▶ [Instructions to follow]: Would you transcribe all of the data exactly, down to the last character?

----------------------------------------

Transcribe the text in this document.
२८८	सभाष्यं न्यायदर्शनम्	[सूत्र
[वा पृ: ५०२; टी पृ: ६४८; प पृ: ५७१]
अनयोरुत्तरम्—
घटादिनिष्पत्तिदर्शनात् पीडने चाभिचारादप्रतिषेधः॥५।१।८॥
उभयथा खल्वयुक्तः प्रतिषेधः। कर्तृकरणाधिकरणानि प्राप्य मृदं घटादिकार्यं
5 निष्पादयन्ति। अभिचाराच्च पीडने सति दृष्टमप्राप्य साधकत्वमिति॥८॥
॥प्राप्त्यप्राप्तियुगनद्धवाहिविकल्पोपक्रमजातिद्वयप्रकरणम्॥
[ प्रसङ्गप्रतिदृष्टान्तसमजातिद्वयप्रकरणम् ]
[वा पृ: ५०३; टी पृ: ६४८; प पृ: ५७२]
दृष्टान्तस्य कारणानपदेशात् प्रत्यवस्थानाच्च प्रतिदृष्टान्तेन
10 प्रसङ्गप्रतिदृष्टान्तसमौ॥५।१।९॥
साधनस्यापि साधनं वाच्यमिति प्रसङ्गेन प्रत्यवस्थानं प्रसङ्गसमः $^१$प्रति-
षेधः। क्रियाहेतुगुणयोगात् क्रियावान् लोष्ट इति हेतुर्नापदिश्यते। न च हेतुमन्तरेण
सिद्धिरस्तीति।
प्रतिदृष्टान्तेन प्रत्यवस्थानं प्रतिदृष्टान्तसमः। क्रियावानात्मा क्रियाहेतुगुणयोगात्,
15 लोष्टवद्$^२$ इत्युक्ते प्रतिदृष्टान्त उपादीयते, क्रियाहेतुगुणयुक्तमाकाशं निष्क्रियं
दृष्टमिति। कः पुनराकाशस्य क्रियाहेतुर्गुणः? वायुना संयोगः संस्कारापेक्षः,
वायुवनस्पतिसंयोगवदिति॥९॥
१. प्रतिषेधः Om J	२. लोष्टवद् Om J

----------------------------------------

▶ [Correct response]:
Transcribe the text in this document.
२८८	सभाष्यं न्यायदर्शनम्	[सूत्र
[वा पृ: ५०२; टी पृ: ६४८; प पृ: ५७१]
अनयोरुत्तरम्—
घटादिनिष्पत्तिदर्शनात् पीडने चाभिचारादप्रतिषेधः॥५।१।८॥
उभयथा खल्वयुक्तः प्रतिषेधः। कर्तृकरणाधिकरणानि प्राप्य मृदं घटादिकार्यं
5 निष्पादयन्ति। अभिचाराच्च पीडने सति दृष्टमप्राप्य साधकत्वमिति॥८॥
॥प्राप्त्यप्राप्तियुगनद्धवाहिविकल्पोपक्रमजातिद्वयप्रकरणम्॥
[ प्रसङ्गप्रतिदृष्टान्तसमजातिद्वयप्रकरणम् ]
[वा पृ: ५०३; टी पृ: ६४८; प पृ: ५७२]
दृष्टान्तस्य कारणानपदेशात् प्रत्यवस्थानाच्च प्रतिदृष्टान्तेन
10 प्रसङ्गप्रतिदृष्टान्तसमौ॥५।१।९॥
साधनस्यापि साधनं वाच्यमिति प्रसङ्गेन प्रत्यवस्थानं प्रसङ्गसमः $^१$प्रति-
षेधः। क्रियाहेतुगुणयोगात् क्रियावान् लोष्ट इति हेतुर्नापदिश्यते। न च हेतुमन्तरेण
सिद्धिरस्तीति।
प्रतिदृष्टान्तेन प्रत्यवस्थानं प्रतिदृष्टान्तसमः। क्रियावानात्मा क्रियाहेतुगुणयोगात्,
15 लोष्टवद्$^२$ इत्युक्ते प्रतिदृष्टान्त उपादीयते, क्रियाहेतुगुणयुक्तमाकाशं निष्क्रियं
दृष्टमिति। कः पुनराकाशस्य क्रियाहेतुर्गुणः? वायुना संयोगः संस्कारापेक्षः,
वायुवनस्पतिसंयोगवदिति॥९॥
१. प्रतिषेधः Om J	२. लोष्टवद् Om J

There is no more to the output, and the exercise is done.